● Short problem:
Your task is to transcribe the records exactly, skipping every image.
* Start *
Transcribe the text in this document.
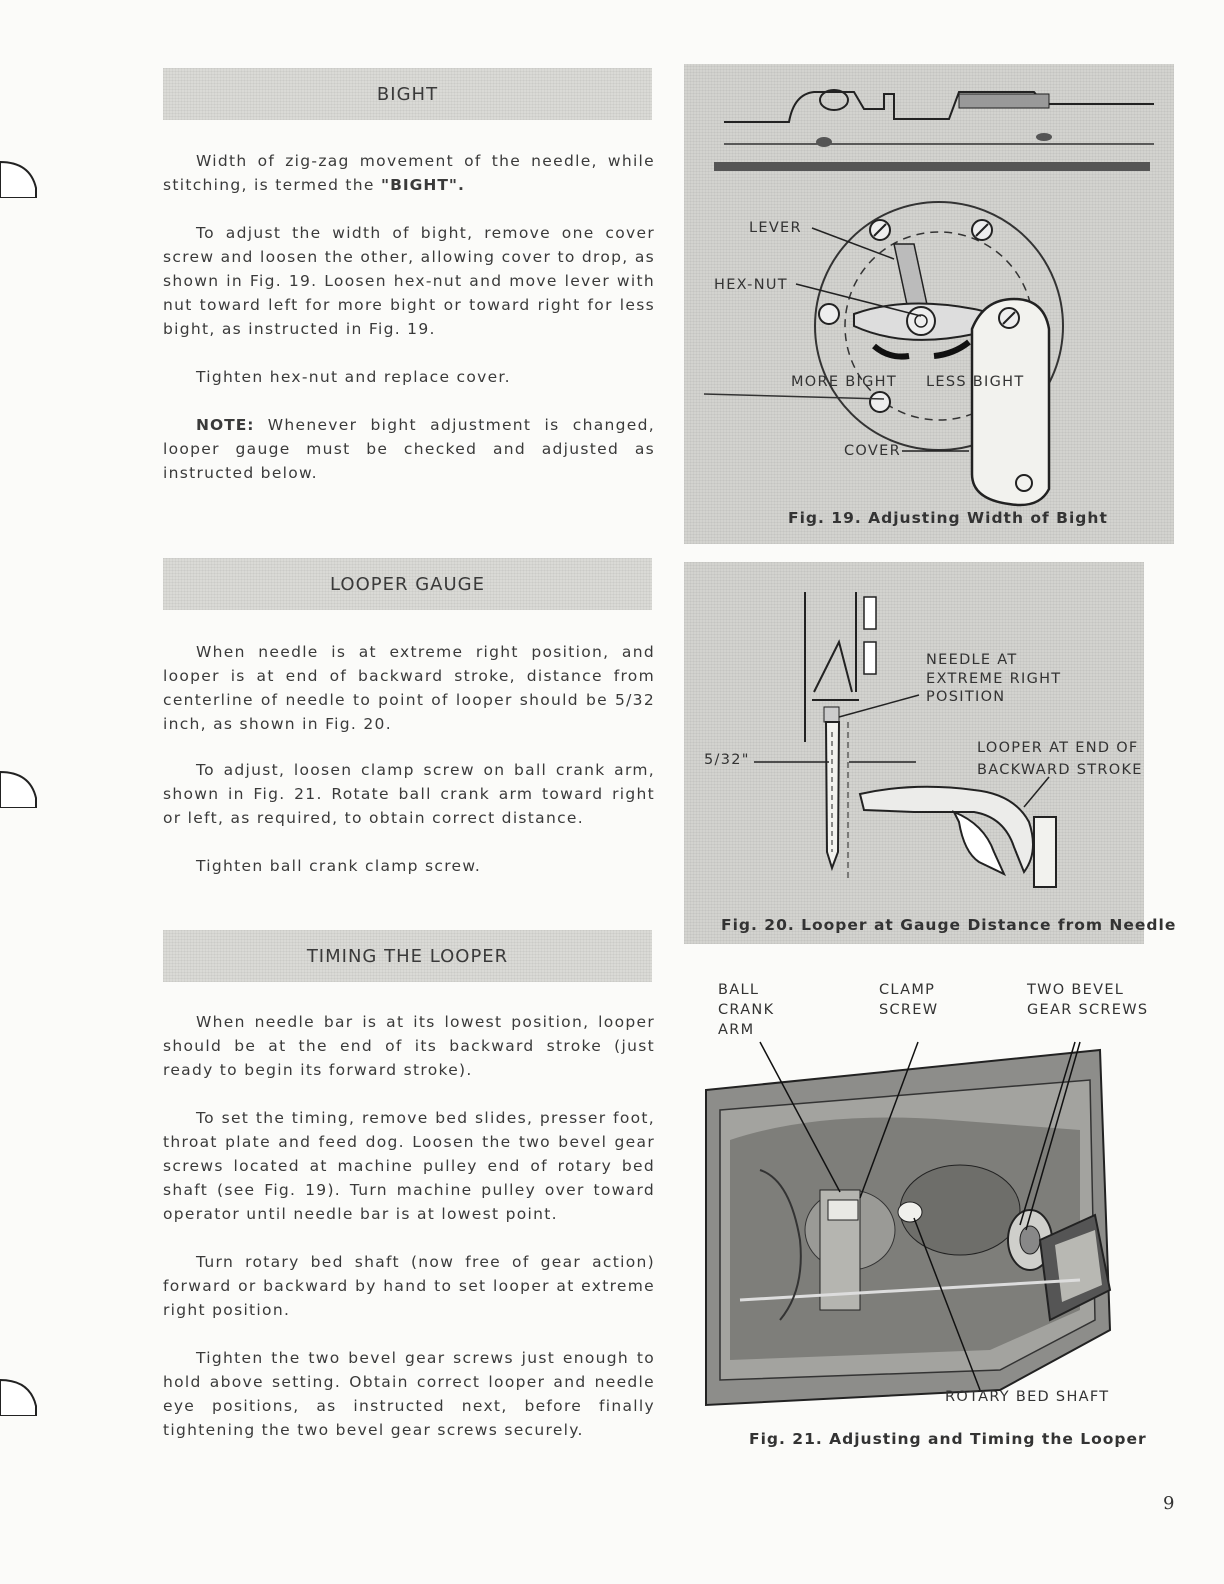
BIGHT

Width of zig-zag movement of the needle, while stitching, is termed the "BIGHT".

To adjust the width of bight, remove one cover screw and loosen the other, allowing cover to drop, as shown in Fig. 19. Loosen hex-nut and move lever with nut toward left for more bight or toward right for less bight, as instructed in Fig. 19.

Tighten hex-nut and replace cover.

NOTE: Whenever bight adjustment is changed, looper gauge must be checked and adjusted as instructed below.

LOOPER GAUGE

When needle is at extreme right position, and looper is at end of backward stroke, distance from centerline of needle to point of looper should be 5/32 inch, as shown in Fig. 20.

To adjust, loosen clamp screw on ball crank arm, shown in Fig. 21. Rotate ball crank arm toward right or left, as required, to obtain correct distance.

Tighten ball crank clamp screw.

TIMING THE LOOPER

When needle bar is at its lowest position, looper should be at the end of its backward stroke (just ready to begin its forward stroke).

To set the timing, remove bed slides, presser foot, throat plate and feed dog. Loosen the two bevel gear screws located at machine pulley end of rotary bed shaft (see Fig. 19). Turn machine pulley over toward operator until needle bar is at lowest point.

Turn rotary bed shaft (now free of gear action) forward or backward by hand to set looper at extreme right position.

Tighten the two bevel gear screws just enough to hold above setting. Obtain correct looper and needle eye positions, as instructed next, before finally tightening the two bevel gear screws securely.

LEVER
HEX-NUT
MORE BIGHT LESS BIGHT
COVER
Fig. 19. Adjusting Width of Bight
NEEDLE AT
EXTREME RIGHT
POSITION
LOOPER AT END OF
BACKWARD STROKE
5/32"
Fig. 20. Looper at Gauge Distance from Needle
BALL
CRANK
ARM
CLAMP
SCREW
TWO BEVEL
GEAR SCREWS
ROTARY BED SHAFT
Fig. 21. Adjusting and Timing the Looper
9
* End *
● Written response:
Transcribe the text in this document.
BIGHT

Width of zig-zag movement of the needle, while stitching, is termed the "BIGHT".

To adjust the width of bight, remove one cover screw and loosen the other, allowing cover to drop, as shown in Fig. 19. Loosen hex-nut and move lever with nut toward left for more bight or toward right for less bight, as instructed in Fig. 19.

Tighten hex-nut and replace cover.

NOTE: Whenever bight adjustment is changed, looper gauge must be checked and adjusted as instructed below.

LOOPER GAUGE

When needle is at extreme right position, and looper is at end of backward stroke, distance from centerline of needle to point of looper should be 5/32 inch, as shown in Fig. 20.

To adjust, loosen clamp screw on ball crank arm, shown in Fig. 21. Rotate ball crank arm toward right or left, as required, to obtain correct distance.

Tighten ball crank clamp screw.

TIMING THE LOOPER

When needle bar is at its lowest position, looper should be at the end of its backward stroke (just ready to begin its forward stroke).

To set the timing, remove bed slides, presser foot, throat plate and feed dog. Loosen the two bevel gear screws located at machine pulley end of rotary bed shaft (see Fig. 19). Turn machine pulley over toward operator until needle bar is at lowest point.

Turn rotary bed shaft (now free of gear action) forward or backward by hand to set looper at extreme right position.

Tighten the two bevel gear screws just enough to hold above setting. Obtain correct looper and needle eye positions, as instructed next, before finally tightening the two bevel gear screws securely.

LEVER
HEX-NUT
MORE BIGHT LESS BIGHT
COVER
Fig. 19. Adjusting Width of Bight
NEEDLE AT
EXTREME RIGHT
POSITION
LOOPER AT END OF
BACKWARD STROKE
5/32"
Fig. 20. Looper at Gauge Distance from Needle
BALL
CRANK
ARM
CLAMP
SCREW
TWO BEVEL
GEAR SCREWS
ROTARY BED SHAFT
Fig. 21. Adjusting and Timing the Looper
9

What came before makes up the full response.